[Stored items from a collection]
☆ ☆ ☆ ☆
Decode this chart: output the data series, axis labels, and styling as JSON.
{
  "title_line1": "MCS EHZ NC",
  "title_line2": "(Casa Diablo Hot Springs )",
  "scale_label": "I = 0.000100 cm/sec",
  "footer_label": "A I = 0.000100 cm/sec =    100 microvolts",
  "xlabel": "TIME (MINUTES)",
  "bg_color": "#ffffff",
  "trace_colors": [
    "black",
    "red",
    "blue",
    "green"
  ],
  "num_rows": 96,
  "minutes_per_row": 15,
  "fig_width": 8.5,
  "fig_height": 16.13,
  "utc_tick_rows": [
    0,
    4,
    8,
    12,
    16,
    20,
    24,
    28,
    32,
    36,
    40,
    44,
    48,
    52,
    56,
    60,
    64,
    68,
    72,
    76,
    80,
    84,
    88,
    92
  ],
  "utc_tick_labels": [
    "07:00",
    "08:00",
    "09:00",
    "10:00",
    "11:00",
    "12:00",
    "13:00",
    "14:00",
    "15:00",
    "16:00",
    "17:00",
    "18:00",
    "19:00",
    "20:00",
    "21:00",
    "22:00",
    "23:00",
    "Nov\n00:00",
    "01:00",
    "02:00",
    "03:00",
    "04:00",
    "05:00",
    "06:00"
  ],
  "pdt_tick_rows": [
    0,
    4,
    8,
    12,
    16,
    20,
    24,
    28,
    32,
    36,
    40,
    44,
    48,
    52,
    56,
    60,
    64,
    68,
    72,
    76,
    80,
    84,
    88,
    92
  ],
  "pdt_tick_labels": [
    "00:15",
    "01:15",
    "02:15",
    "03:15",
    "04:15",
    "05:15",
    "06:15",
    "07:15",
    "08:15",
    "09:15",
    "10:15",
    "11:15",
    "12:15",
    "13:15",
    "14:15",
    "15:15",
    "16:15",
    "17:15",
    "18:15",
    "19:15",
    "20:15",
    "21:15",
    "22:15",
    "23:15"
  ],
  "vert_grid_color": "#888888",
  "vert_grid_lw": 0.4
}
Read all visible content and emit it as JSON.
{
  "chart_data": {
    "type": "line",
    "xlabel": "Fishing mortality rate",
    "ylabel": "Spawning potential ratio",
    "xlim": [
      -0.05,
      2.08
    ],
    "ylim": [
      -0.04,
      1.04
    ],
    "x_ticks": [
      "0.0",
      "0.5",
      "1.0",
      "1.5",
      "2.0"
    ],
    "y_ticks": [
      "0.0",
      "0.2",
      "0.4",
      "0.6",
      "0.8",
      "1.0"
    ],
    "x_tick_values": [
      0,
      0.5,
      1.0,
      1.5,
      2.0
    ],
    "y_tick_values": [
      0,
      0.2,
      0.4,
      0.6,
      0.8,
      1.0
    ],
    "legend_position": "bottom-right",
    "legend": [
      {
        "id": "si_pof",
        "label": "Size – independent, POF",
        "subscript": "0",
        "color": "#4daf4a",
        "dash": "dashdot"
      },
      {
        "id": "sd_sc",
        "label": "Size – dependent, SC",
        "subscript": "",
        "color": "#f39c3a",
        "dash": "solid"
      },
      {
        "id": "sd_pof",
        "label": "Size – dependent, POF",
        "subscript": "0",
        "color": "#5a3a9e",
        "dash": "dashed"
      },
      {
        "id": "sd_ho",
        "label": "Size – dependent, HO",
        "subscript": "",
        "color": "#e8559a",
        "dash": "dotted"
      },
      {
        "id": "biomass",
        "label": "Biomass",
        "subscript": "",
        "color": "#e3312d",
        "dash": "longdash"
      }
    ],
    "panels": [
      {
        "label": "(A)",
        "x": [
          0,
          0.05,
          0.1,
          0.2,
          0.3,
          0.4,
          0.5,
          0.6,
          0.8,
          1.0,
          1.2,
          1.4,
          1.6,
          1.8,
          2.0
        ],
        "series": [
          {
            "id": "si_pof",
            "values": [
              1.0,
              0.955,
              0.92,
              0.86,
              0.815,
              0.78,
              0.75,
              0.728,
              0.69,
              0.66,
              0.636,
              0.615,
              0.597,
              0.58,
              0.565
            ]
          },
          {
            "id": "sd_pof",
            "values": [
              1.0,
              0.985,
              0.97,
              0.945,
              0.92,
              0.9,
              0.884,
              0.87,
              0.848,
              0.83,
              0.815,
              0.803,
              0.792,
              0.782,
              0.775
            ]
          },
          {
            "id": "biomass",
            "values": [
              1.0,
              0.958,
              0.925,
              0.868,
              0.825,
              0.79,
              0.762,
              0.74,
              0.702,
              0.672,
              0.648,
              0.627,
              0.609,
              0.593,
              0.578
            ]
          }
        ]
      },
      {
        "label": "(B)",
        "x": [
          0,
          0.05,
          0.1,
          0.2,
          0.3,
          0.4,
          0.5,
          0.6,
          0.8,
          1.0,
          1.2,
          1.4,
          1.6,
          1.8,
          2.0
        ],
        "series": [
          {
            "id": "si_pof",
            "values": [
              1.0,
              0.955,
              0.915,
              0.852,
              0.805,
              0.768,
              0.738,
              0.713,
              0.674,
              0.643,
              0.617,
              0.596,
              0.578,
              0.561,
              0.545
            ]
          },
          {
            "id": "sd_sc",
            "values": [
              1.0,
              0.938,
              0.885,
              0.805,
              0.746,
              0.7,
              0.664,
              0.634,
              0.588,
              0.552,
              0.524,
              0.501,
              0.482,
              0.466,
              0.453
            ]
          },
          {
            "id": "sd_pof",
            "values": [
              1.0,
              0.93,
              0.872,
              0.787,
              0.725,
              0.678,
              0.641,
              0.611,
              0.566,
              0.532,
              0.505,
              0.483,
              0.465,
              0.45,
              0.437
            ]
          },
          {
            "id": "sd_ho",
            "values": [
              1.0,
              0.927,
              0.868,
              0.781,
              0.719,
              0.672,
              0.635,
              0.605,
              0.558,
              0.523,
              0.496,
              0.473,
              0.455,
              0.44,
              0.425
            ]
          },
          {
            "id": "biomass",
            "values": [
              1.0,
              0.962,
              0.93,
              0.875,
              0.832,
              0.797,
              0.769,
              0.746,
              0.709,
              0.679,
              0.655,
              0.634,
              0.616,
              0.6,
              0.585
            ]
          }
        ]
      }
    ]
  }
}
☆ ☆ ☆ ☆
Stated task: Write the data from above out again, exactly.

Solution for this problem:
Decode this chart: output the data series, axis labels, and styling as JSON.
{
  "title_line1": "MCS EHZ NC",
  "title_line2": "(Casa Diablo Hot Springs )",
  "scale_label": "I = 0.000100 cm/sec",
  "footer_label": "A I = 0.000100 cm/sec =    100 microvolts",
  "xlabel": "TIME (MINUTES)",
  "bg_color": "#ffffff",
  "trace_colors": [
    "black",
    "red",
    "blue",
    "green"
  ],
  "num_rows": 96,
  "minutes_per_row": 15,
  "fig_width": 8.5,
  "fig_height": 16.13,
  "utc_tick_rows": [
    0,
    4,
    8,
    12,
    16,
    20,
    24,
    28,
    32,
    36,
    40,
    44,
    48,
    52,
    56,
    60,
    64,
    68,
    72,
    76,
    80,
    84,
    88,
    92
  ],
  "utc_tick_labels": [
    "07:00",
    "08:00",
    "09:00",
    "10:00",
    "11:00",
    "12:00",
    "13:00",
    "14:00",
    "15:00",
    "16:00",
    "17:00",
    "18:00",
    "19:00",
    "20:00",
    "21:00",
    "22:00",
    "23:00",
    "Nov\n00:00",
    "01:00",
    "02:00",
    "03:00",
    "04:00",
    "05:00",
    "06:00"
  ],
  "pdt_tick_rows": [
    0,
    4,
    8,
    12,
    16,
    20,
    24,
    28,
    32,
    36,
    40,
    44,
    48,
    52,
    56,
    60,
    64,
    68,
    72,
    76,
    80,
    84,
    88,
    92
  ],
  "pdt_tick_labels": [
    "00:15",
    "01:15",
    "02:15",
    "03:15",
    "04:15",
    "05:15",
    "06:15",
    "07:15",
    "08:15",
    "09:15",
    "10:15",
    "11:15",
    "12:15",
    "13:15",
    "14:15",
    "15:15",
    "16:15",
    "17:15",
    "18:15",
    "19:15",
    "20:15",
    "21:15",
    "22:15",
    "23:15"
  ],
  "vert_grid_color": "#888888",
  "vert_grid_lw": 0.4
}
Read all visible content and emit it as JSON.
{
  "chart_data": {
    "type": "line",
    "xlabel": "Fishing mortality rate",
    "ylabel": "Spawning potential ratio",
    "xlim": [
      -0.05,
      2.08
    ],
    "ylim": [
      -0.04,
      1.04
    ],
    "x_ticks": [
      "0.0",
      "0.5",
      "1.0",
      "1.5",
      "2.0"
    ],
    "y_ticks": [
      "0.0",
      "0.2",
      "0.4",
      "0.6",
      "0.8",
      "1.0"
    ],
    "x_tick_values": [
      0,
      0.5,
      1.0,
      1.5,
      2.0
    ],
    "y_tick_values": [
      0,
      0.2,
      0.4,
      0.6,
      0.8,
      1.0
    ],
    "legend_position": "bottom-right",
    "legend": [
      {
        "id": "si_pof",
        "label": "Size – independent, POF",
        "subscript": "0",
        "color": "#4daf4a",
        "dash": "dashdot"
      },
      {
        "id": "sd_sc",
        "label": "Size – dependent, SC",
        "subscript": "",
        "color": "#f39c3a",
        "dash": "solid"
      },
      {
        "id": "sd_pof",
        "label": "Size – dependent, POF",
        "subscript": "0",
        "color": "#5a3a9e",
        "dash": "dashed"
      },
      {
        "id": "sd_ho",
        "label": "Size – dependent, HO",
        "subscript": "",
        "color": "#e8559a",
        "dash": "dotted"
      },
      {
        "id": "biomass",
        "label": "Biomass",
        "subscript": "",
        "color": "#e3312d",
        "dash": "longdash"
      }
    ],
    "panels": [
      {
        "label": "(A)",
        "x": [
          0,
          0.05,
          0.1,
          0.2,
          0.3,
          0.4,
          0.5,
          0.6,
          0.8,
          1.0,
          1.2,
          1.4,
          1.6,
          1.8,
          2.0
        ],
        "series": [
          {
            "id": "si_pof",
            "values": [
              1.0,
              0.955,
              0.92,
              0.86,
              0.815,
              0.78,
              0.75,
              0.728,
              0.69,
              0.66,
              0.636,
              0.615,
              0.597,
              0.58,
              0.565
            ]
          },
          {
            "id": "sd_pof",
            "values": [
              1.0,
              0.985,
              0.97,
              0.945,
              0.92,
              0.9,
              0.884,
              0.87,
              0.848,
              0.83,
              0.815,
              0.803,
              0.792,
              0.782,
              0.775
            ]
          },
          {
            "id": "biomass",
            "values": [
              1.0,
              0.958,
              0.925,
              0.868,
              0.825,
              0.79,
              0.762,
              0.74,
              0.702,
              0.672,
              0.648,
              0.627,
              0.609,
              0.593,
              0.578
            ]
          }
        ]
      },
      {
        "label": "(B)",
        "x": [
          0,
          0.05,
          0.1,
          0.2,
          0.3,
          0.4,
          0.5,
          0.6,
          0.8,
          1.0,
          1.2,
          1.4,
          1.6,
          1.8,
          2.0
        ],
        "series": [
          {
            "id": "si_pof",
            "values": [
              1.0,
              0.955,
              0.915,
              0.852,
              0.805,
              0.768,
              0.738,
              0.713,
              0.674,
              0.643,
              0.617,
              0.596,
              0.578,
              0.561,
              0.545
            ]
          },
          {
            "id": "sd_sc",
            "values": [
              1.0,
              0.938,
              0.885,
              0.805,
              0.746,
              0.7,
              0.664,
              0.634,
              0.588,
              0.552,
              0.524,
              0.501,
              0.482,
              0.466,
              0.453
            ]
          },
          {
            "id": "sd_pof",
            "values": [
              1.0,
              0.93,
              0.872,
              0.787,
              0.725,
              0.678,
              0.641,
              0.611,
              0.566,
              0.532,
              0.505,
              0.483,
              0.465,
              0.45,
              0.437
            ]
          },
          {
            "id": "sd_ho",
            "values": [
              1.0,
              0.927,
              0.868,
              0.781,
              0.719,
              0.672,
              0.635,
              0.605,
              0.558,
              0.523,
              0.496,
              0.473,
              0.455,
              0.44,
              0.425
            ]
          },
          {
            "id": "biomass",
            "values": [
              1.0,
              0.962,
              0.93,
              0.875,
              0.832,
              0.797,
              0.769,
              0.746,
              0.709,
              0.679,
              0.655,
              0.634,
              0.616,
              0.6,
              0.585
            ]
          }
        ]
      }
    ]
  }
}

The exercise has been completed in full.